TASK BRIEF — Could you copy every line from the material below in which "June" appears?
=== DATA LINES ===
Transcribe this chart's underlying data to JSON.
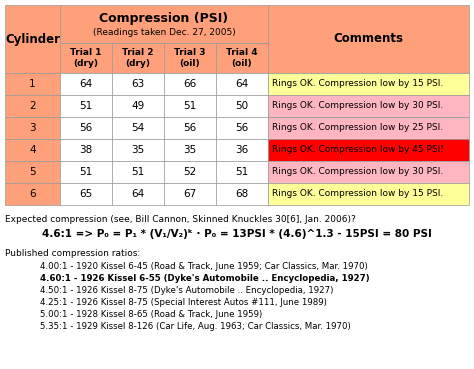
{
  "cylinders": [
    1,
    2,
    3,
    4,
    5,
    6
  ],
  "trial1": [
    64,
    51,
    56,
    38,
    51,
    65
  ],
  "trial2": [
    63,
    49,
    54,
    35,
    51,
    64
  ],
  "trial3": [
    66,
    51,
    56,
    35,
    52,
    67
  ],
  "trial4": [
    64,
    50,
    56,
    36,
    51,
    68
  ],
  "comments": [
    "Rings OK. Compression low by 15 PSI.",
    "Rings OK. Compression low by 30 PSI.",
    "Rings OK. Compression low by 25 PSI.",
    "Rings OK. Compression low by 45 PSI!",
    "Rings OK. Compression low by 30 PSI.",
    "Rings OK. Compression low by 15 PSI."
  ],
  "comment_colors": [
    "#ffff99",
    "#ffb6c1",
    "#ffb6c1",
    "#ff0000",
    "#ffb6c1",
    "#ffff99"
  ],
  "orange": "#ffa07a",
  "white": "#ffffff",
  "bg_color": "#ffffff",
  "note_line1": "Expected compression (see, Bill Cannon, Skinned Knuckles 30[6], Jan. 2006)?",
  "note_line2": "4.6:1 => P₀ = P₁ * (V₁/V₂)ᵏ · P₀ = 13PSI * (4.6)^1.3 - 15PSI = 80 PSI",
  "published_header": "Published compression ratios:",
  "published_lines": [
    "4.00:1 - 1920 Kissel 6-45 (Road & Track, June 1959; Car Classics, Mar. 1970)",
    "4.60:1 - 1926 Kissel 6-55 (Dyke's Automobile .. Encyclopedia, 1927)",
    "4.50:1 - 1926 Kissel 8-75 (Dyke's Automobile .. Encyclopedia, 1927)",
    "4.25:1 - 1926 Kissel 8-75 (Special Interest Autos #111, June 1989)",
    "5.00:1 - 1928 Kissel 8-65 (Road & Track, June 1959)",
    "5.35:1 - 1929 Kissel 8-126 (Car Life, Aug. 1963; Car Classics, Mar. 1970)"
  ],
  "published_bold": [
    false,
    true,
    false,
    false,
    false,
    false
  ],
  "sub_labels": [
    "Trial 1\n(dry)",
    "Trial 2\n(dry)",
    "Trial 3\n(oil)",
    "Trial 4\n(oil)"
  ]
}
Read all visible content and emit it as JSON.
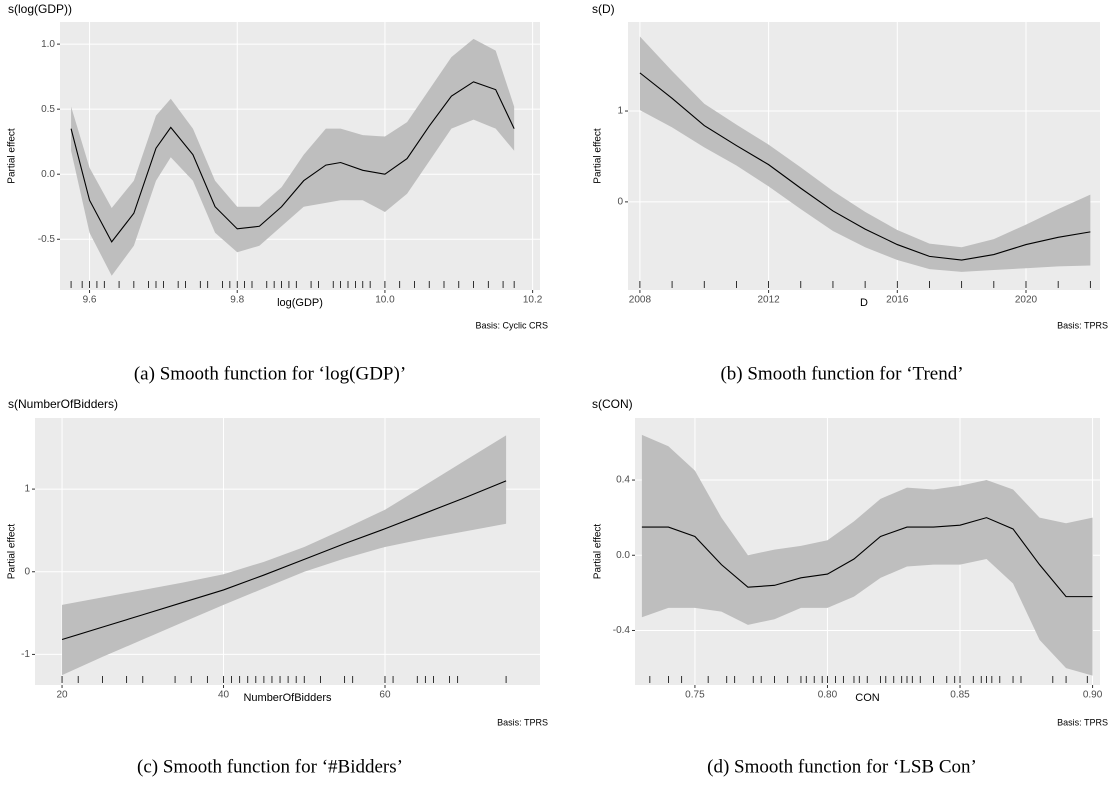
===
SOLUTION —
    "4.00:1 - 1920 Kissel 6-45 (Road & Track, June 1959; Car Classics, Mar. 1970)",
    "4.25:1 - 1926 Kissel 8-75 (Special Interest Autos #111, June 1989)",
    "5.00:1 - 1928 Kissel 8-65 (Road & Track, June 1959)",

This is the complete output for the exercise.